* [INSTRUCTIONS TO FOLLOW] Copy out each line featuring the string "this" from the entries beneath.

* [RECORDS TO PROCESS]
(begin)

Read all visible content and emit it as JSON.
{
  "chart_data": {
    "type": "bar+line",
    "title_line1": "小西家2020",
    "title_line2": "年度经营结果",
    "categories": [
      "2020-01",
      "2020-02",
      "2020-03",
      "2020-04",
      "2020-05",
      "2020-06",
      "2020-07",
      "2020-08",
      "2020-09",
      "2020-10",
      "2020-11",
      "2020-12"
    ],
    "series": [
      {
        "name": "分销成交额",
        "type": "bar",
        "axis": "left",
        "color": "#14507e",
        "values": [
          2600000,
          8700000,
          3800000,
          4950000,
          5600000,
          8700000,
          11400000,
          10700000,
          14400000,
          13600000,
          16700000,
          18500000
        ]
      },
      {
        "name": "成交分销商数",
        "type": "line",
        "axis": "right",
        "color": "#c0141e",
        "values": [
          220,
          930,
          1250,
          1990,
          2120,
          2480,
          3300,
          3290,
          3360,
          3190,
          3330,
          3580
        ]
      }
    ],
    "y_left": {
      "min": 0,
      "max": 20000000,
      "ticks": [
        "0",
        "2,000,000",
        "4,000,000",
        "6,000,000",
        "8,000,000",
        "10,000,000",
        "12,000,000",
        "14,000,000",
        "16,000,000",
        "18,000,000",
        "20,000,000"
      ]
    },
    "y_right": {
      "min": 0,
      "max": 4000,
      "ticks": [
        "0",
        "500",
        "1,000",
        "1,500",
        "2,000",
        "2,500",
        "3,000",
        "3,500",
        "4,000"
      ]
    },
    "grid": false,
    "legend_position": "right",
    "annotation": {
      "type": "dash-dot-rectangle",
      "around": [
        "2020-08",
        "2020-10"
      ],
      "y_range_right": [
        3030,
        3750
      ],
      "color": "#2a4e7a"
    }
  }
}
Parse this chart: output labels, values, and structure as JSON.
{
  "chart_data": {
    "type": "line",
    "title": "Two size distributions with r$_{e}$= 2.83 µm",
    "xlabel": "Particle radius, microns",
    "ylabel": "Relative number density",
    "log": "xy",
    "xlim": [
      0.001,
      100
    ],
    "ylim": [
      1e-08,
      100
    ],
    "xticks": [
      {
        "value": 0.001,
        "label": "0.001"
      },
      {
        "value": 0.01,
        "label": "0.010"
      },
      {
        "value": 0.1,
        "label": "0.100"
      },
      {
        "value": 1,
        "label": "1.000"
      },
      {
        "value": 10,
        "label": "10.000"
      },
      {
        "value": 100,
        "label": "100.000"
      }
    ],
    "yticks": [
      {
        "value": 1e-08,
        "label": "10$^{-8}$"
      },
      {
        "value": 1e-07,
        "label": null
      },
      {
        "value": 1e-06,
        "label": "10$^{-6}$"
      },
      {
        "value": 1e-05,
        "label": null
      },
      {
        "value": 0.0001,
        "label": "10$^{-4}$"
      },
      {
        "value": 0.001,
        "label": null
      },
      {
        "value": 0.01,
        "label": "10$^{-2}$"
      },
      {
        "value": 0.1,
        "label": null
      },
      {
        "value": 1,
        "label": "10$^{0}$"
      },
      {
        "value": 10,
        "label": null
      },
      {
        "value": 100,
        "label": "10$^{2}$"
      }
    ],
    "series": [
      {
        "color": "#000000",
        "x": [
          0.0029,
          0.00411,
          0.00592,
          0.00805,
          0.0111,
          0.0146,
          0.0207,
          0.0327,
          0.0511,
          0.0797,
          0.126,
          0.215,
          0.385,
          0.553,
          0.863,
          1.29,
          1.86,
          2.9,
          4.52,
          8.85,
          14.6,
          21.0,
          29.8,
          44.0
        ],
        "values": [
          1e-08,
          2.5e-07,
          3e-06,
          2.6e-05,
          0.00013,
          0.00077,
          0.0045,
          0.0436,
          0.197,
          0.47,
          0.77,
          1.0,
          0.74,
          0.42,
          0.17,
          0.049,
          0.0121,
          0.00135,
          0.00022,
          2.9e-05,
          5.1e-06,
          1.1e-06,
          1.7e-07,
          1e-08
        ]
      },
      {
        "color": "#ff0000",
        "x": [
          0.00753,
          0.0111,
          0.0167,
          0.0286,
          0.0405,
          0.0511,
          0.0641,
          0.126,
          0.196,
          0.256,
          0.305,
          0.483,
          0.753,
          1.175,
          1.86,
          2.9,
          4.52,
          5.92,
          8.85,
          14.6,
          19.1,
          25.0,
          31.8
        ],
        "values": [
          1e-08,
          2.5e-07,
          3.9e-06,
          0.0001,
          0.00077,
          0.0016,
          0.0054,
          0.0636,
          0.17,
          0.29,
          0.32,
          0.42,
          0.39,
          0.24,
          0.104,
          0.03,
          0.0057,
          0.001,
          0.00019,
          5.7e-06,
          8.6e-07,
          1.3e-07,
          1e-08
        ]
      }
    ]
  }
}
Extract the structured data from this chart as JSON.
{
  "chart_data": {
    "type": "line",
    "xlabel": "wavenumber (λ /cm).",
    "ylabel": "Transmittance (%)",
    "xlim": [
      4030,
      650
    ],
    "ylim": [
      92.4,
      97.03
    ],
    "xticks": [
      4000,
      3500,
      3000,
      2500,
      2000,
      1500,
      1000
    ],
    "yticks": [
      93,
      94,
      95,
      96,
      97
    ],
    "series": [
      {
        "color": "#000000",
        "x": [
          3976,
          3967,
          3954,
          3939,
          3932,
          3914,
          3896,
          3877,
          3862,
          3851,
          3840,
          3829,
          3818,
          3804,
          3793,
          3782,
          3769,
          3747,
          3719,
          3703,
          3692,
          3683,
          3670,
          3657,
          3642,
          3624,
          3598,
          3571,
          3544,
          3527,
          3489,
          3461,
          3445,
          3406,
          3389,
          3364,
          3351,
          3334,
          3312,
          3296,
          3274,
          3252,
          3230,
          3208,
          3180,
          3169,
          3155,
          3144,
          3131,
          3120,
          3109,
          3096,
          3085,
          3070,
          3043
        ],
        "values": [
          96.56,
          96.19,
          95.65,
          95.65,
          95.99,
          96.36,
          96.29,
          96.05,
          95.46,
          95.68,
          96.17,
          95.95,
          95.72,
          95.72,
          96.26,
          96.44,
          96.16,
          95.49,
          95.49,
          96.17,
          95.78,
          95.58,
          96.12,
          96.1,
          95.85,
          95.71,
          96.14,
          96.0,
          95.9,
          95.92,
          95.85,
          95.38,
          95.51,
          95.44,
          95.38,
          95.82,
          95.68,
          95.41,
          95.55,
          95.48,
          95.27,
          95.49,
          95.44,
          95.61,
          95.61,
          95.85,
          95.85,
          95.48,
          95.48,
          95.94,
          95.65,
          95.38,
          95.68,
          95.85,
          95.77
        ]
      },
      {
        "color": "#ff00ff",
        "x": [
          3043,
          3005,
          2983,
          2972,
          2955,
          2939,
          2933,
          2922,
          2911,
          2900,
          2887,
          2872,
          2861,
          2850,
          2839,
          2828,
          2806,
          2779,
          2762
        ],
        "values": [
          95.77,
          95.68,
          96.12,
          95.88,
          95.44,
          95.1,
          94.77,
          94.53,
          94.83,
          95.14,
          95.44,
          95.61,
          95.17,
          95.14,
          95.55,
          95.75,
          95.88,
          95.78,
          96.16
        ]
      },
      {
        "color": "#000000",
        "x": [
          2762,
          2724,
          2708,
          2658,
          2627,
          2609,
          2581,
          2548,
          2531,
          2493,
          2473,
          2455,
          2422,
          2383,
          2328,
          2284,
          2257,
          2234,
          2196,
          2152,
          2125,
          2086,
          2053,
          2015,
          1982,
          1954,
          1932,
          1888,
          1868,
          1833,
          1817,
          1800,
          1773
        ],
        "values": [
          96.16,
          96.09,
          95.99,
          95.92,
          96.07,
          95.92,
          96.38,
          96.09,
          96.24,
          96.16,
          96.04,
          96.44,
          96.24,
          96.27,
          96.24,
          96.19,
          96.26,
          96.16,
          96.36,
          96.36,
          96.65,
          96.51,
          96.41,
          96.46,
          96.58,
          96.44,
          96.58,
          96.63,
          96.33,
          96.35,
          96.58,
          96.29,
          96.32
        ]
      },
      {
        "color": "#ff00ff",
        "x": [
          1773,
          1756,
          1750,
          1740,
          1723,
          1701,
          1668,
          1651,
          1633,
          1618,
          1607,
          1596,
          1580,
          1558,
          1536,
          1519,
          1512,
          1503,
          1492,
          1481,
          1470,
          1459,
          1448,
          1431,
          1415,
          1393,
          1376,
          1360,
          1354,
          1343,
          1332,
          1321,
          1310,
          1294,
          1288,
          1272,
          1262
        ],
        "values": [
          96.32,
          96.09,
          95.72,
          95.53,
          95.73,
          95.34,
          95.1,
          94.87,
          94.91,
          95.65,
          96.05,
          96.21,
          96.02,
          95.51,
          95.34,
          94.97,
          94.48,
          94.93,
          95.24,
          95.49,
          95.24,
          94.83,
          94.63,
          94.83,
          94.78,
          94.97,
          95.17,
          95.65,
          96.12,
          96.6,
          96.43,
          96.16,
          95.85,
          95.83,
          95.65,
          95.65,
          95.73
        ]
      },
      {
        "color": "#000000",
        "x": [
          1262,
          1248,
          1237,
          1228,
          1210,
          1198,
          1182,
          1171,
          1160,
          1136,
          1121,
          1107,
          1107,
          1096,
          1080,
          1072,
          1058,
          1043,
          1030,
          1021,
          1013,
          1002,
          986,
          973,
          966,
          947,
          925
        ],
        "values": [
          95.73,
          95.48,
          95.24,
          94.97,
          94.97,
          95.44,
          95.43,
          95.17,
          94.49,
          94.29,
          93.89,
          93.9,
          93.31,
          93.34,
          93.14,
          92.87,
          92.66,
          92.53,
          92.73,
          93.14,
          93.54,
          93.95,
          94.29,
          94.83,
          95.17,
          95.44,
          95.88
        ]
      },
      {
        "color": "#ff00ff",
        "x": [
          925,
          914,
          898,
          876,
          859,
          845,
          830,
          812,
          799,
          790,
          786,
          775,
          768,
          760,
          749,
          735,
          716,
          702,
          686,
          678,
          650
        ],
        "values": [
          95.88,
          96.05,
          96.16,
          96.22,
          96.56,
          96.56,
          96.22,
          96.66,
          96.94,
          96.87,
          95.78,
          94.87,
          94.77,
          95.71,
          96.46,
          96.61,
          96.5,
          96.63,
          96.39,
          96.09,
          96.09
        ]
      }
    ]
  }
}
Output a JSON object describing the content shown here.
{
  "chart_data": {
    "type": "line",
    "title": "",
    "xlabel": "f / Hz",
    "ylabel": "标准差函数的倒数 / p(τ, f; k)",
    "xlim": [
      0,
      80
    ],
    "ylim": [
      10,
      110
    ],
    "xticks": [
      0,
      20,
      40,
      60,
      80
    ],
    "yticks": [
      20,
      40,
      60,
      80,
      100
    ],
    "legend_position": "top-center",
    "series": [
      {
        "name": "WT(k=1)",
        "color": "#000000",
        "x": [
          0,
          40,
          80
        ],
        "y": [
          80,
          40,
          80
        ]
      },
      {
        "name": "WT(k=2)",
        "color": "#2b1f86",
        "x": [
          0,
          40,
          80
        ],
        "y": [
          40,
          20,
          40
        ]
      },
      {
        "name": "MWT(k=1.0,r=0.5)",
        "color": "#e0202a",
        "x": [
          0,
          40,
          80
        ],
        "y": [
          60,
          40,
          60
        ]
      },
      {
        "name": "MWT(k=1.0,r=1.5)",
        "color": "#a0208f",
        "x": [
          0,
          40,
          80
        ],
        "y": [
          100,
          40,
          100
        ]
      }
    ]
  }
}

(end)

* [RIGHT ANSWER]
Parse this chart: output labels, values, and structure as JSON.
Extract the structured data from this chart as JSON.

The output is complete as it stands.